- [TASK MATERIAL]

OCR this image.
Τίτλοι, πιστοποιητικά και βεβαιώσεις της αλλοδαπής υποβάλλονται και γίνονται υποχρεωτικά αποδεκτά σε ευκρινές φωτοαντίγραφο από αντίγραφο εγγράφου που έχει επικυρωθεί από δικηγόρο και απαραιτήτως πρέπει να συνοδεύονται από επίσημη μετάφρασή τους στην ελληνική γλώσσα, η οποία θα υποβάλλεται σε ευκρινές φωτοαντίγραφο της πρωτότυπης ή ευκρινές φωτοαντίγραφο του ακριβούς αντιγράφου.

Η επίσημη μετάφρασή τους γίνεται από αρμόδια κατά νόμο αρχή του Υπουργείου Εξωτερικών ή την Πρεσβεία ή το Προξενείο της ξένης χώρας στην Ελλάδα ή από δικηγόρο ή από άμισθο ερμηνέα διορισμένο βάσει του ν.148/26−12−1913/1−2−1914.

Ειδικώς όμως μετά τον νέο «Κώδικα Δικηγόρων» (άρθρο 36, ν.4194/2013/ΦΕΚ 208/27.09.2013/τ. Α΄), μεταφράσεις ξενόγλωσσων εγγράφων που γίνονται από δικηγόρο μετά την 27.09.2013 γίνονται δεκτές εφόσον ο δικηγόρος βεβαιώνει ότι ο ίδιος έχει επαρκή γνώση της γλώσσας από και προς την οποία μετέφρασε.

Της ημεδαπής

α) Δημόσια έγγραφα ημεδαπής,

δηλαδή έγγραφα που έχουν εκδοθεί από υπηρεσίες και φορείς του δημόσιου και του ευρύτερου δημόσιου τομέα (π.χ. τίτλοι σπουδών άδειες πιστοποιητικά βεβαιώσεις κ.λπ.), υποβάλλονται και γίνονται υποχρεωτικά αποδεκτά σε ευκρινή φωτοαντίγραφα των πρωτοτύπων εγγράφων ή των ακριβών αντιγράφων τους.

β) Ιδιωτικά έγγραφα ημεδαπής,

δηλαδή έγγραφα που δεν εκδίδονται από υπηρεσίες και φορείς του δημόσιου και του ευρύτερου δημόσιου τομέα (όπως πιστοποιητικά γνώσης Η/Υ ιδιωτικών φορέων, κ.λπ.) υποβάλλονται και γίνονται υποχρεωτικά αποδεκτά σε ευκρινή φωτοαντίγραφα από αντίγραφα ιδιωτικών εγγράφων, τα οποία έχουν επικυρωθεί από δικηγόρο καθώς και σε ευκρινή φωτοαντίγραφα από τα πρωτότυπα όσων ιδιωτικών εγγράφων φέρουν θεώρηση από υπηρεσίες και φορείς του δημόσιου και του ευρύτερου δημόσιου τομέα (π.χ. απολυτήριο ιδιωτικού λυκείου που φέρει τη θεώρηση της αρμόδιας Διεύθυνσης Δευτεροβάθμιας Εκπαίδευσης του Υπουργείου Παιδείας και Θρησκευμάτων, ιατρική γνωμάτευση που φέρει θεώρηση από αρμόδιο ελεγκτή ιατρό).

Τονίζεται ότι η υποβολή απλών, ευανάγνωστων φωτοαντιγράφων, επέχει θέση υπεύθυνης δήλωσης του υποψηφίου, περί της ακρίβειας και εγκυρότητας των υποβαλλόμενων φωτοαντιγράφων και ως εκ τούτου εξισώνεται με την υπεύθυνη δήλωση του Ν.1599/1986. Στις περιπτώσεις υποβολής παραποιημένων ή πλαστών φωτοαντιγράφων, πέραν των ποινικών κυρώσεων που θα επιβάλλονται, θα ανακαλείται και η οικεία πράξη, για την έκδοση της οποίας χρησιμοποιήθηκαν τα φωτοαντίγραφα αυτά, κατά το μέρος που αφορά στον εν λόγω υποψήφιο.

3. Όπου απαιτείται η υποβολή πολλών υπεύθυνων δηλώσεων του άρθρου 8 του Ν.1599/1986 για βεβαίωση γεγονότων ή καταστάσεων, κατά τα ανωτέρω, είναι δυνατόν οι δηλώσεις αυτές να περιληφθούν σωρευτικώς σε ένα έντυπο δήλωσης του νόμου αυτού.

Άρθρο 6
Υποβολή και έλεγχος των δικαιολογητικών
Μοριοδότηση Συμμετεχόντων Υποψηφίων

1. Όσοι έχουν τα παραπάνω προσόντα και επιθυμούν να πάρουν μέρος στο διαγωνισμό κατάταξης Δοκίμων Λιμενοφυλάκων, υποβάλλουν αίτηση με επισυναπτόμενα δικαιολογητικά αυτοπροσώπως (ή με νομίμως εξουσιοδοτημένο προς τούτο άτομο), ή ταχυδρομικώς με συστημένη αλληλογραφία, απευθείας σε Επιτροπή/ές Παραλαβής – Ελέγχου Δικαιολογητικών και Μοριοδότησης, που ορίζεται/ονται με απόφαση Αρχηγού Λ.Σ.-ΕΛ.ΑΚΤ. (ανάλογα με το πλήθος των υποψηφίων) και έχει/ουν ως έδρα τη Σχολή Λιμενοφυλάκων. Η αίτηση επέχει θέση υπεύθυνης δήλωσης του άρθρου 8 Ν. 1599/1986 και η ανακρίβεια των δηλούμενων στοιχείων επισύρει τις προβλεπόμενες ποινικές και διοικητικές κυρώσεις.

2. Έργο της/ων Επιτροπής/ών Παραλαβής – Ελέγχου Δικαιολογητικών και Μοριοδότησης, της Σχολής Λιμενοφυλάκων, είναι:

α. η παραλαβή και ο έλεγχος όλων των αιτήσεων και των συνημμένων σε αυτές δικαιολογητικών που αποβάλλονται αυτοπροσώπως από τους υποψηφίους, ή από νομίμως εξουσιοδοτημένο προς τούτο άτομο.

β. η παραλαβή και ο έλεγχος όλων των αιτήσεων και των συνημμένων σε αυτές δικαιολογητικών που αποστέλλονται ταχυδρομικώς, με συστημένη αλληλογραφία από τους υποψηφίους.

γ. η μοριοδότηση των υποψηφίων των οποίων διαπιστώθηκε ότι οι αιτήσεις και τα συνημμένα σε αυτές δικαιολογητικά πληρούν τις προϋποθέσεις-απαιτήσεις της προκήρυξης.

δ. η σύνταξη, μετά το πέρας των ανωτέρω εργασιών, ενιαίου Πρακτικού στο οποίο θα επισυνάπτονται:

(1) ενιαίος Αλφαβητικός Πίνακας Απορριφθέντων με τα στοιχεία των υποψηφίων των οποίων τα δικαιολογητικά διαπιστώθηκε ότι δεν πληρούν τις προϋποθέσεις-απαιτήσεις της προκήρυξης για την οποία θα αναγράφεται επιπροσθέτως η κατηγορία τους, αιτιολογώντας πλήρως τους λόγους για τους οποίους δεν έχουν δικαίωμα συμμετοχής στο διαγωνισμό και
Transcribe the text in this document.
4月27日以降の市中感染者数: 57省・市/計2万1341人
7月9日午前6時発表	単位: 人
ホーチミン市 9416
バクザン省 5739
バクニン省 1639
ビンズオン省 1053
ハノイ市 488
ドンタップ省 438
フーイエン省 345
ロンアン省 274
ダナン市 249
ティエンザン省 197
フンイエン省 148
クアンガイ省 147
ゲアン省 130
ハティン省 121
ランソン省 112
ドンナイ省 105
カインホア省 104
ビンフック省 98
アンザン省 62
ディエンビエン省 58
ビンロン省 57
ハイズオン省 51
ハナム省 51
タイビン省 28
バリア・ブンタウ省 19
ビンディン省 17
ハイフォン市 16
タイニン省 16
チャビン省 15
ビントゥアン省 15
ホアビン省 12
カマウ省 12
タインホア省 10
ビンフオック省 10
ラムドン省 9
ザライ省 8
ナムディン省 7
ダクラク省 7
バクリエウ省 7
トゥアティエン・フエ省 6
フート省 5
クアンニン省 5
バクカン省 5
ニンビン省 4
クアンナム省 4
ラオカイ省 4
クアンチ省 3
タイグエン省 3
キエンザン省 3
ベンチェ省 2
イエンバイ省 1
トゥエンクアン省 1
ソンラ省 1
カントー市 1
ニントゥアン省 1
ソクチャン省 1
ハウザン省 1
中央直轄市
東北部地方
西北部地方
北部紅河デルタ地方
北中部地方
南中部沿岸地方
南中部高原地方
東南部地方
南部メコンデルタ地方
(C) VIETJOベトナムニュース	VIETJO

- [AIM OF THE EXERCISE]
Collect the lines of the data that carry the word "απαιτήσεις".

- [RESPONSE TO THIS EXERCISE]
γ. η μοριοδότηση των υποψηφίων των οποίων διαπιστώθηκε ότι οι αιτήσεις και τα συνημμένα σε αυτές δικαιολογητικά πληρούν τις προϋποθέσεις-απαιτήσεις της προκήρυξης.
(1) ενιαίος Αλφαβητικός Πίνακας Απορριφθέντων με τα στοιχεία των υποψηφίων των οποίων τα δικαιολογητικά διαπιστώθηκε ότι δεν πληρούν τις προϋποθέσεις-απαιτήσεις της προκήρυξης για την οποία θα αναγράφεται επιπροσθέτως η κατηγορία τους, αιτιολογώντας πλήρως τους λόγους για τους οποίους δεν έχουν δικαίωμα συμμετοχής στο διαγωνισμό και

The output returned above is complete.